> [Excerpted passage]:
Patients with impaired renal function receiving etoposide have exhibited reduced total body clearance, increased AUC and higher steady state volume of distribution (see section 4.2).

Hepatic impairment

In adult cancer patients with liver dysfunction, total body clearance of etoposide is not reduced.

Elderly population

Although minor differences in pharmacokinetic parameters between patients ≤65 years and >65 years of age have been observed, these are not considered clinically significant.

Paediatric population

In children, approximately 55% of the dose is excreted in the urine as etoposide in 24 hours. The mean renal clearance of etoposide is 7 to 10 mL/min/m² or about 35% of the total body clearance over a dose range of 80 to 600 mg/m². Etoposide, therefore, is cleared by both renal and nonrenal processes, ie, metabolism and biliary excretion. The effect of renal disease on plasma etoposide clearance is not known in children. In children, elevated SGPT levels are associated with reduced drug total body clearance. Prior use of cisplatin may also result in a decrease of etoposide total body clearance in children.

An inverse relationship between plasma albumin levels and etoposide renal clearance is found in children.

Gender

Although minor differences in pharmacokinetic parameters between genders have been observed, these are not considered clinically significant.

Drug interactions

In a study of the effects of other therapeutic agents on in vitro binding of ¹⁴C etoposide to human serum proteins, only phenylbutazone, sodium salicylate, and aspirin displaced protein-bound etoposide at concentrations generally achieved in vivo (see section 4.5).

5.3 Preclinical safety data

Chronic toxicity

Anaemia, leucopenia, and thrombocytopenia were observed in rats and mice, while dogs had mild reversible deterioration of liver and kidney functions. The dose multiple (based on mg/m² doses) for these findings at the no-observed adverse-effect-level in the preclinical studies were ≥ approximately 0.05 times compared to the highest clinical dose. Historically, preclinical species have been more sensitive compared to humans towards cytotoxic agents. Testicular atrophy, spermatogenesis arrest, and growth retardation were reported in rats and mice.

> [Parts of the exercise]:
A. In the etoposide passage, which agents displaced protein-bound etoposide at concentrations generally achieved in vivo?
B. Pick up the etoposide passage after its final sentence and continue it.
The material after this point is separate from the etoposide passage.

> [Data listing]:
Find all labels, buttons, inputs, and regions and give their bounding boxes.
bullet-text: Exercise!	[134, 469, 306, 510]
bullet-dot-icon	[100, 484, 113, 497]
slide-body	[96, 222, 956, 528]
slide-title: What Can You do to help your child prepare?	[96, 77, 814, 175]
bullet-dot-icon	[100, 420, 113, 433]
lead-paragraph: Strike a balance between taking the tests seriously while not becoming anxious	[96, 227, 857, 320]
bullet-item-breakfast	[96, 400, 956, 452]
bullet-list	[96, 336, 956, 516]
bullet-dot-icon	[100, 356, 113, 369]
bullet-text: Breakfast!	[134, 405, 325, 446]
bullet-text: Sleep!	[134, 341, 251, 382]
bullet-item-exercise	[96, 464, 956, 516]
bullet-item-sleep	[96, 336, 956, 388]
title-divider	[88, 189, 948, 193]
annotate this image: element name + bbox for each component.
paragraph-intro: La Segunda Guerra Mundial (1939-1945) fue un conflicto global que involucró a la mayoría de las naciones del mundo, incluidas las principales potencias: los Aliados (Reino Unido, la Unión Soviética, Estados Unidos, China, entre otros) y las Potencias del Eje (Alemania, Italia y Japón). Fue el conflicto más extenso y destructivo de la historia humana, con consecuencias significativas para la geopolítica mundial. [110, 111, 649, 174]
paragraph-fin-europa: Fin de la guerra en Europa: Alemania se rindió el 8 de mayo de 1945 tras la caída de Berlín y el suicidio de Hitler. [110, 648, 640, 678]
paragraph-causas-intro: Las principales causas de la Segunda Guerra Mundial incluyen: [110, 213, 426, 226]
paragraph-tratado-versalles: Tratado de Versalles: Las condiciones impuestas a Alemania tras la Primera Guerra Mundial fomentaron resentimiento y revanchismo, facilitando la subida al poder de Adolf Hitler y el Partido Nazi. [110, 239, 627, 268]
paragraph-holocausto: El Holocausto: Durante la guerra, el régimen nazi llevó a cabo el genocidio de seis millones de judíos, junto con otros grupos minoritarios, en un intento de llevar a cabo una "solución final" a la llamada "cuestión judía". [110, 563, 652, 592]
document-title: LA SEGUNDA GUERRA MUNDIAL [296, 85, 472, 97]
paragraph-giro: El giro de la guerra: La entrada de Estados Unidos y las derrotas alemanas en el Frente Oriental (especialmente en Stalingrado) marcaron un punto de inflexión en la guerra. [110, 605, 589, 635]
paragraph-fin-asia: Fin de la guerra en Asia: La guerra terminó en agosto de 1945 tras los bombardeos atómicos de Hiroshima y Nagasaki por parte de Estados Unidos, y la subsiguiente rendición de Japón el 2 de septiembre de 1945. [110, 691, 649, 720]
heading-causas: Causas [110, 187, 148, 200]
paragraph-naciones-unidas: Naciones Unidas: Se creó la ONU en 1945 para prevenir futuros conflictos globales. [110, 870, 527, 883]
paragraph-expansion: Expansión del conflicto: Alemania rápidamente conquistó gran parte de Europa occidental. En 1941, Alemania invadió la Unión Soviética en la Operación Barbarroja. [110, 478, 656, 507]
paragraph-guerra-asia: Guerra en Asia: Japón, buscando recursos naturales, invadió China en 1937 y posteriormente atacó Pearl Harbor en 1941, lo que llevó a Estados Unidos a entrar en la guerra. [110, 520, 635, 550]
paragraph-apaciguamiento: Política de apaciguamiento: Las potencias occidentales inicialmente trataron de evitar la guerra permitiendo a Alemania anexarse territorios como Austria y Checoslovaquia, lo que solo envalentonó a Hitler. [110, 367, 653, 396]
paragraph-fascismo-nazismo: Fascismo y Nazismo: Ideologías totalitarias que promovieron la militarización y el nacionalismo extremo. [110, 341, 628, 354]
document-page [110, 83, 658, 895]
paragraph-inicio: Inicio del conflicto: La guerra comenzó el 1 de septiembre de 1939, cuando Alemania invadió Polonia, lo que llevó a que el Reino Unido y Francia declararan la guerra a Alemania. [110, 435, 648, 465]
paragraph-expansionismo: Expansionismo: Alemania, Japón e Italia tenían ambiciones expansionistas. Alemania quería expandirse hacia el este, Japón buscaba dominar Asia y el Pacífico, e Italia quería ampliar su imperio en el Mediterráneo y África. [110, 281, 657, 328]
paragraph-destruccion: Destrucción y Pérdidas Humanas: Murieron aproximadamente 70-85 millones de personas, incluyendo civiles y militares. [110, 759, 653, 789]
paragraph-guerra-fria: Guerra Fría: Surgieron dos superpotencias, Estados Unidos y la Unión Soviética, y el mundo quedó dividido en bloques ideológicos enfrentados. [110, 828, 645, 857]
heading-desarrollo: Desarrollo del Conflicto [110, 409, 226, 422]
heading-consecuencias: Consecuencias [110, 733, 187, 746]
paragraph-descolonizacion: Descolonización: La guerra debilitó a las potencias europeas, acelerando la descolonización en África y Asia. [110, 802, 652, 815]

> [Responses to the tasks]:
A. Phenylbutazone, sodium salicylate, and aspirin.

B.
Mutagenicity

Etoposide is mutagenic in mammalian cells.

Reproductive toxicity

In animal studies etoposide was associated with dose-related embryotoxicity and teratogenicity.

Carcinogenic potential

Given its mechanism of action, etoposide phosphate should be considered a possible carcinogen in humans.

6. Pharmaceutical particulars

6.1 List of excipients

Dextran 40, Sodium citrate.

6.2 Incompatibilities

ETOPOSIDE should not be physically mixed with any other drug.

6.3 Shelf life

3 Years.

Storage conditions after reconstitution of the medicinal product

After reconstitution: chemical and physical in-use stability has been demonstrated for 24 hours at 15 to 30°C and for 7 days at 2 to 8°C. From a microbiological point of view, the reconstituted solution should immediately be used undiluted or should be diluted. If not used immediately, in-use storage times and conditions prior to use are the responsibility of the user and would normally not be longer than 7 days at 2 to 8°C, unless dilution has taken place in controlled and validated aseptic conditions.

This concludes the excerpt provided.